WHAT THE TASK ASKS ->
Please give the data below again in full, exactly as it stands.

(Data items)
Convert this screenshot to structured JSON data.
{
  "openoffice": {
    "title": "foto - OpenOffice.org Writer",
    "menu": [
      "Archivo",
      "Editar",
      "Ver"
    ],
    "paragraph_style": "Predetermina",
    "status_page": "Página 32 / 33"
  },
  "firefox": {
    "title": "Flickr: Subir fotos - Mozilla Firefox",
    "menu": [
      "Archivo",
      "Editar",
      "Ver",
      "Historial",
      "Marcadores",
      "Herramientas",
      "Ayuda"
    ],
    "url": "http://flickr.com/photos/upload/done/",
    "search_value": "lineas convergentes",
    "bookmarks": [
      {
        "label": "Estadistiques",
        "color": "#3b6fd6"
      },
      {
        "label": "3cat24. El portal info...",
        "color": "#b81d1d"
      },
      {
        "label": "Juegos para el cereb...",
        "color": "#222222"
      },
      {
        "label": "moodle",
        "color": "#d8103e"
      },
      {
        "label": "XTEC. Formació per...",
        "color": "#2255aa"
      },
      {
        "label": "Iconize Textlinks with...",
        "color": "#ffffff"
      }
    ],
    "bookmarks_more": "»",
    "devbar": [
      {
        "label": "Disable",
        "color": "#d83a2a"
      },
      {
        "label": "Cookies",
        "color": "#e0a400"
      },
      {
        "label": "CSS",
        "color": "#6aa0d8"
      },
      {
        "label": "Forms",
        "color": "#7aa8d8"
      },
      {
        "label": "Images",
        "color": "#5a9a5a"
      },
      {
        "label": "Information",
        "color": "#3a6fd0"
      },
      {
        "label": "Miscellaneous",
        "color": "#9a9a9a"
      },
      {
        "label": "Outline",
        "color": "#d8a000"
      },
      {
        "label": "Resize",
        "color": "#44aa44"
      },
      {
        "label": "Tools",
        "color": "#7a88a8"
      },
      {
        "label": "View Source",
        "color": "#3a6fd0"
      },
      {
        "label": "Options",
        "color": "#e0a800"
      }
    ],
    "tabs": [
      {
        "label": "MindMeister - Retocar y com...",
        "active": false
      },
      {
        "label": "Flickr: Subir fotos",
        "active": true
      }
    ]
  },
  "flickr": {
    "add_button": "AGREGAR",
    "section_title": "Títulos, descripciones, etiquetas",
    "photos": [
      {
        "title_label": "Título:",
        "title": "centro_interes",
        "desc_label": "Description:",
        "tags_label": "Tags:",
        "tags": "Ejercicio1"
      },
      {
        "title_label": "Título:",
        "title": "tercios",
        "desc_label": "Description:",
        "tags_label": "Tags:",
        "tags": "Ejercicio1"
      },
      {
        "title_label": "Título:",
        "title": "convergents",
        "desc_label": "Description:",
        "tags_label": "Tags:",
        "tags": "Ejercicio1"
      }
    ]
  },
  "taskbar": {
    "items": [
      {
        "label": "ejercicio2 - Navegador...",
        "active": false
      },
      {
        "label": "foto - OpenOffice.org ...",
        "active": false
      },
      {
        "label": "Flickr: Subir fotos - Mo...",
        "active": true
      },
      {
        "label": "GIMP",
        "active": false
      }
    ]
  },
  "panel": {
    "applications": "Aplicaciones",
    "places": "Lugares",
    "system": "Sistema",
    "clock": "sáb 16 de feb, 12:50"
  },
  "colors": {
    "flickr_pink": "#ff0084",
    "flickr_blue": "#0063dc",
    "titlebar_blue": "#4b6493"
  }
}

WRITTEN ANSWER ->
Convert this screenshot to structured JSON data.
{
  "openoffice": {
    "title": "foto - OpenOffice.org Writer",
    "menu": [
      "Archivo",
      "Editar",
      "Ver"
    ],
    "paragraph_style": "Predetermina",
    "status_page": "Página 32 / 33"
  },
  "firefox": {
    "title": "Flickr: Subir fotos - Mozilla Firefox",
    "menu": [
      "Archivo",
      "Editar",
      "Ver",
      "Historial",
      "Marcadores",
      "Herramientas",
      "Ayuda"
    ],
    "url": "http://flickr.com/photos/upload/done/",
    "search_value": "lineas convergentes",
    "bookmarks": [
      {
        "label": "Estadistiques",
        "color": "#3b6fd6"
      },
      {
        "label": "3cat24. El portal info...",
        "color": "#b81d1d"
      },
      {
        "label": "Juegos para el cereb...",
        "color": "#222222"
      },
      {
        "label": "moodle",
        "color": "#d8103e"
      },
      {
        "label": "XTEC. Formació per...",
        "color": "#2255aa"
      },
      {
        "label": "Iconize Textlinks with...",
        "color": "#ffffff"
      }
    ],
    "bookmarks_more": "»",
    "devbar": [
      {
        "label": "Disable",
        "color": "#d83a2a"
      },
      {
        "label": "Cookies",
        "color": "#e0a400"
      },
      {
        "label": "CSS",
        "color": "#6aa0d8"
      },
      {
        "label": "Forms",
        "color": "#7aa8d8"
      },
      {
        "label": "Images",
        "color": "#5a9a5a"
      },
      {
        "label": "Information",
        "color": "#3a6fd0"
      },
      {
        "label": "Miscellaneous",
        "color": "#9a9a9a"
      },
      {
        "label": "Outline",
        "color": "#d8a000"
      },
      {
        "label": "Resize",
        "color": "#44aa44"
      },
      {
        "label": "Tools",
        "color": "#7a88a8"
      },
      {
        "label": "View Source",
        "color": "#3a6fd0"
      },
      {
        "label": "Options",
        "color": "#e0a800"
      }
    ],
    "tabs": [
      {
        "label": "MindMeister - Retocar y com...",
        "active": false
      },
      {
        "label": "Flickr: Subir fotos",
        "active": true
      }
    ]
  },
  "flickr": {
    "add_button": "AGREGAR",
    "section_title": "Títulos, descripciones, etiquetas",
    "photos": [
      {
        "title_label": "Título:",
        "title": "centro_interes",
        "desc_label": "Description:",
        "tags_label": "Tags:",
        "tags": "Ejercicio1"
      },
      {
        "title_label": "Título:",
        "title": "tercios",
        "desc_label": "Description:",
        "tags_label": "Tags:",
        "tags": "Ejercicio1"
      },
      {
        "title_label": "Título:",
        "title": "convergents",
        "desc_label": "Description:",
        "tags_label": "Tags:",
        "tags": "Ejercicio1"
      }
    ]
  },
  "taskbar": {
    "items": [
      {
        "label": "ejercicio2 - Navegador...",
        "active": false
      },
      {
        "label": "foto - OpenOffice.org ...",
        "active": false
      },
      {
        "label": "Flickr: Subir fotos - Mo...",
        "active": true
      },
      {
        "label": "GIMP",
        "active": false
      }
    ]
  },
  "panel": {
    "applications": "Aplicaciones",
    "places": "Lugares",
    "system": "Sistema",
    "clock": "sáb 16 de feb, 12:50"
  },
  "colors": {
    "flickr_pink": "#ff0084",
    "flickr_blue": "#0063dc",
    "titlebar_blue": "#4b6493"
  }
}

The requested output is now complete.